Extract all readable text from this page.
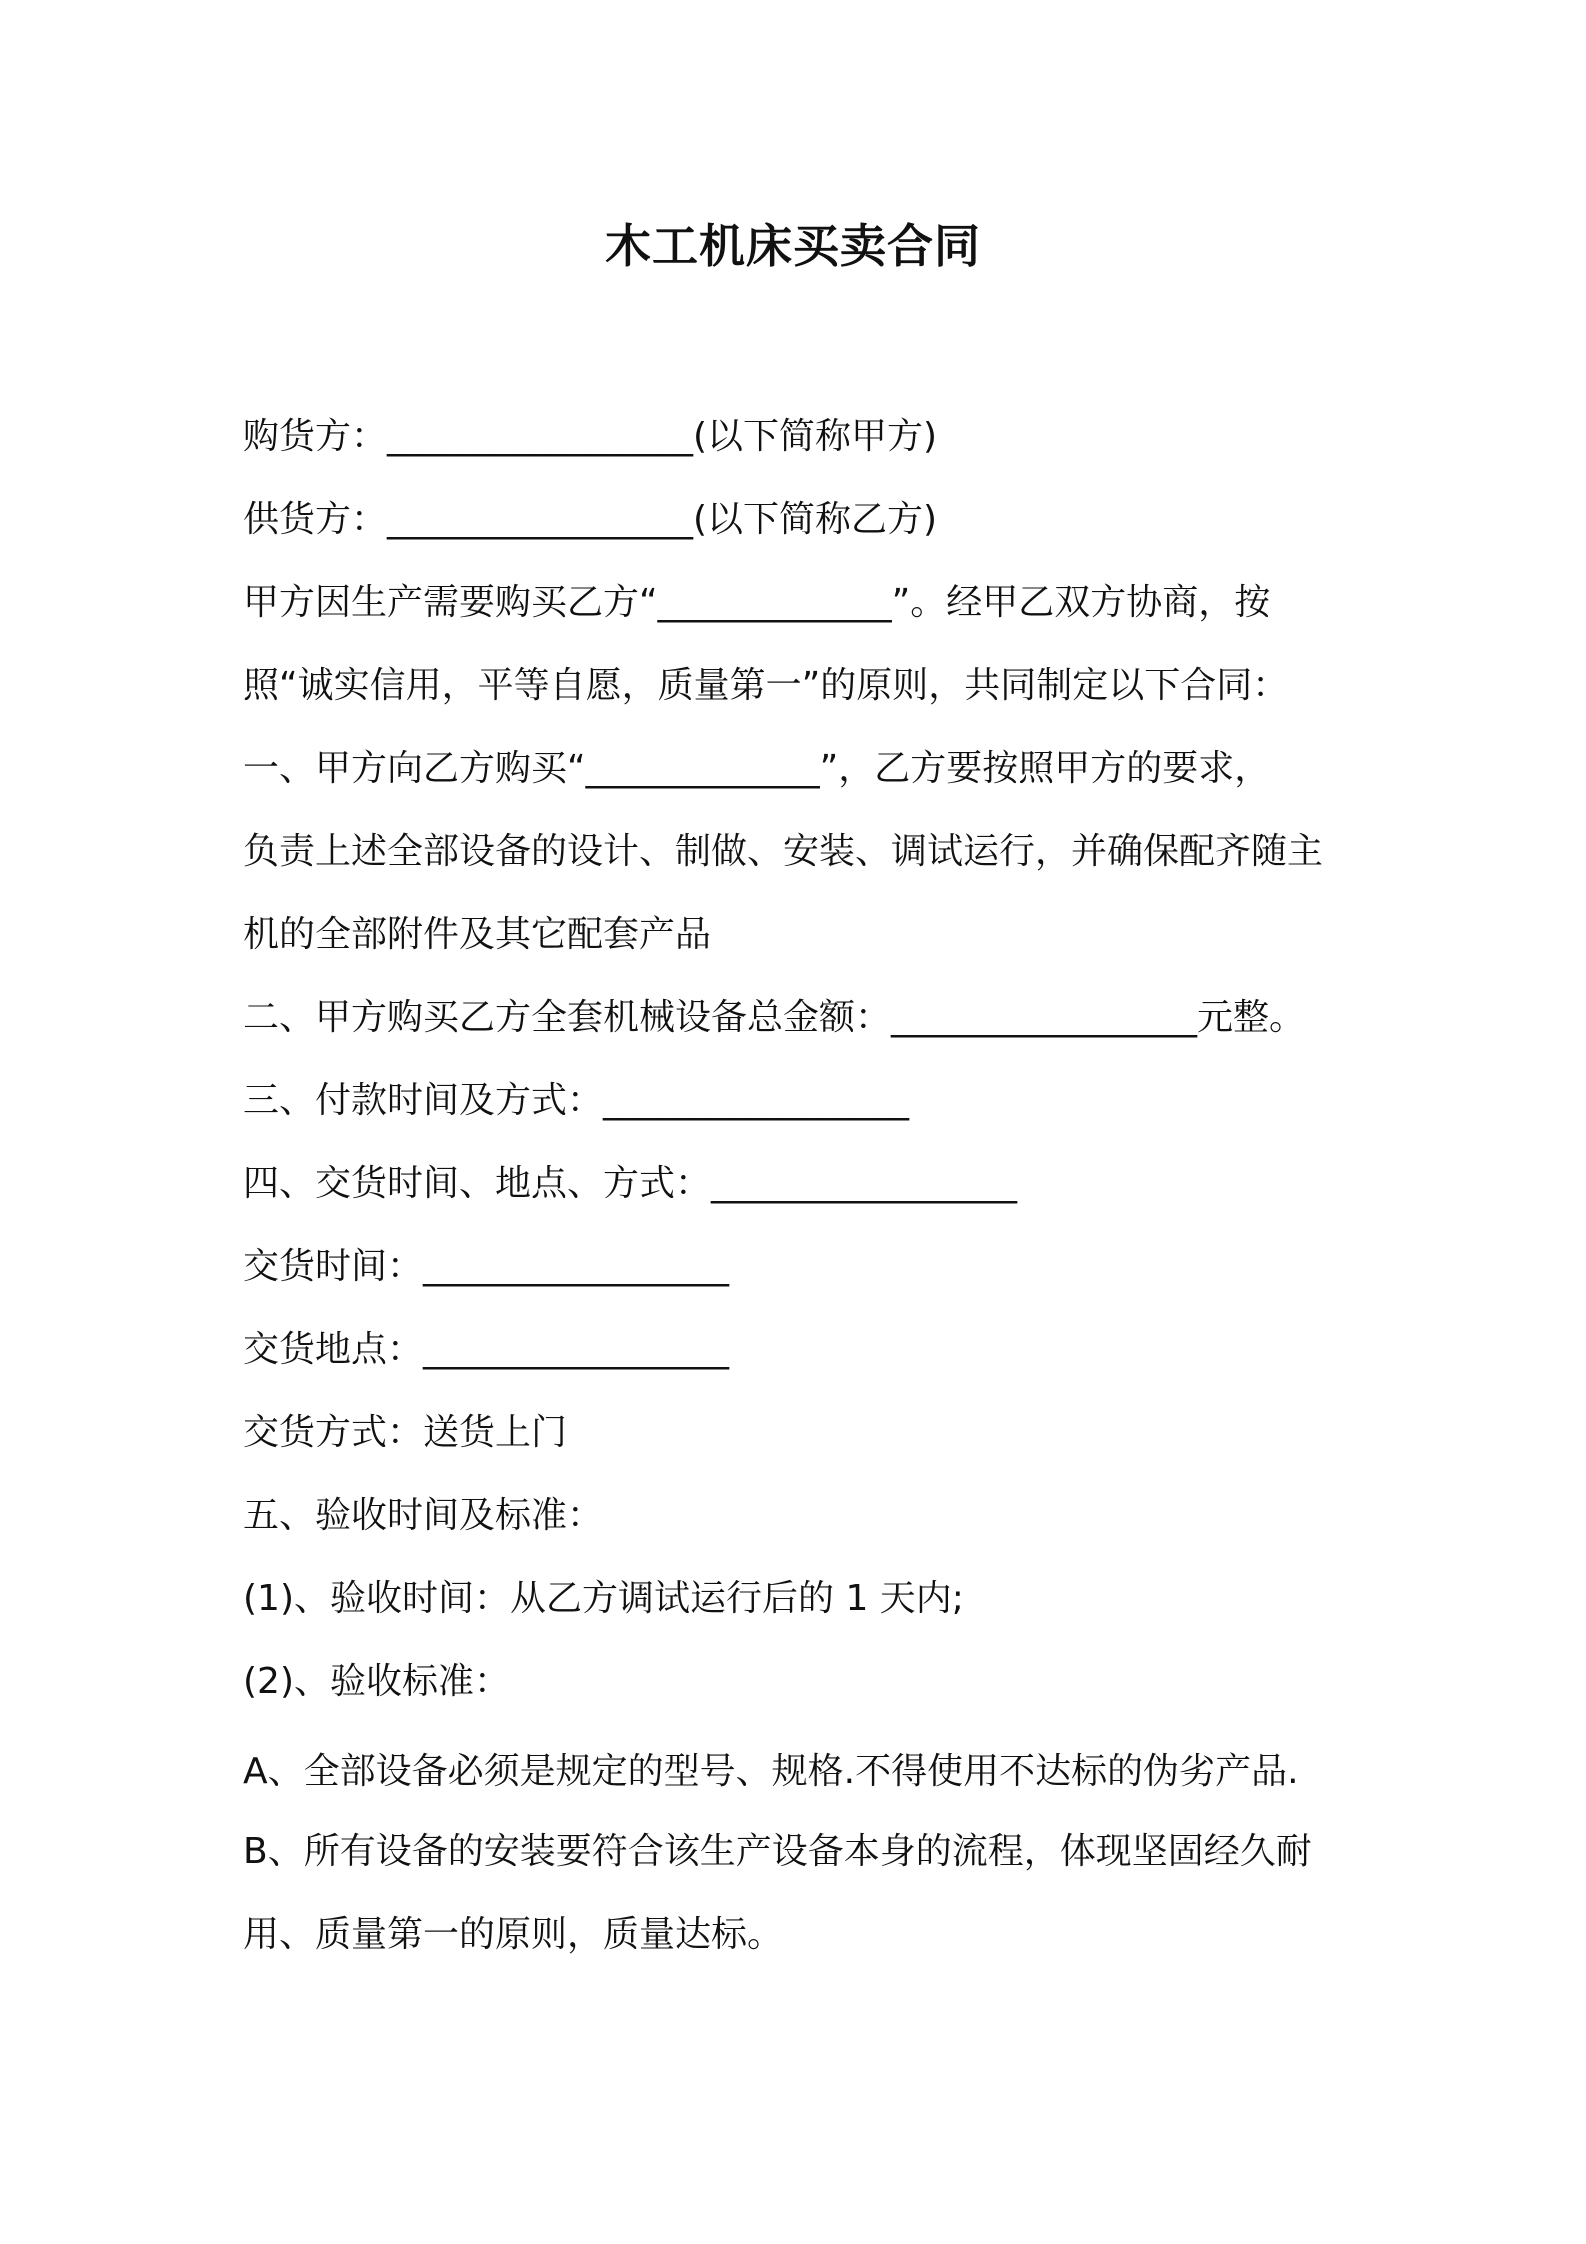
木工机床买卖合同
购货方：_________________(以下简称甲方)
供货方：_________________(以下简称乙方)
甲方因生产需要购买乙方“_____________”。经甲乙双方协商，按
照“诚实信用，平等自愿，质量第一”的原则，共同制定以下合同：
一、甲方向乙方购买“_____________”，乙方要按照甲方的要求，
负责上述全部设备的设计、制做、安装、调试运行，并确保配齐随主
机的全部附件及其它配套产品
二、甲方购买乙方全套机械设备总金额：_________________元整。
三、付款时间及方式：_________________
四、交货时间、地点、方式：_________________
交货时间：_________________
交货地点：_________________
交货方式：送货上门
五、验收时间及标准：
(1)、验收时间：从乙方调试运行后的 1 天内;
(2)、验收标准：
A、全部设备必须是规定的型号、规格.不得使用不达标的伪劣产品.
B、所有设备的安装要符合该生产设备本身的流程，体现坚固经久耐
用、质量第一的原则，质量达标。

---*---

▸ Short task:
Print all entries exactly. The images do not belong in the copy.

▸ Output for this exercise:
Extract all readable text from this page.
木工机床买卖合同
购货方：_________________(以下简称甲方)
供货方：_________________(以下简称乙方)
甲方因生产需要购买乙方“_____________”。经甲乙双方协商，按
照“诚实信用，平等自愿，质量第一”的原则，共同制定以下合同：
一、甲方向乙方购买“_____________”，乙方要按照甲方的要求，
负责上述全部设备的设计、制做、安装、调试运行，并确保配齐随主
机的全部附件及其它配套产品
二、甲方购买乙方全套机械设备总金额：_________________元整。
三、付款时间及方式：_________________
四、交货时间、地点、方式：_________________
交货时间：_________________
交货地点：_________________
交货方式：送货上门
五、验收时间及标准：
(1)、验收时间：从乙方调试运行后的 1 天内;
(2)、验收标准：
A、全部设备必须是规定的型号、规格.不得使用不达标的伪劣产品.
B、所有设备的安装要符合该生产设备本身的流程，体现坚固经久耐
用、质量第一的原则，质量达标。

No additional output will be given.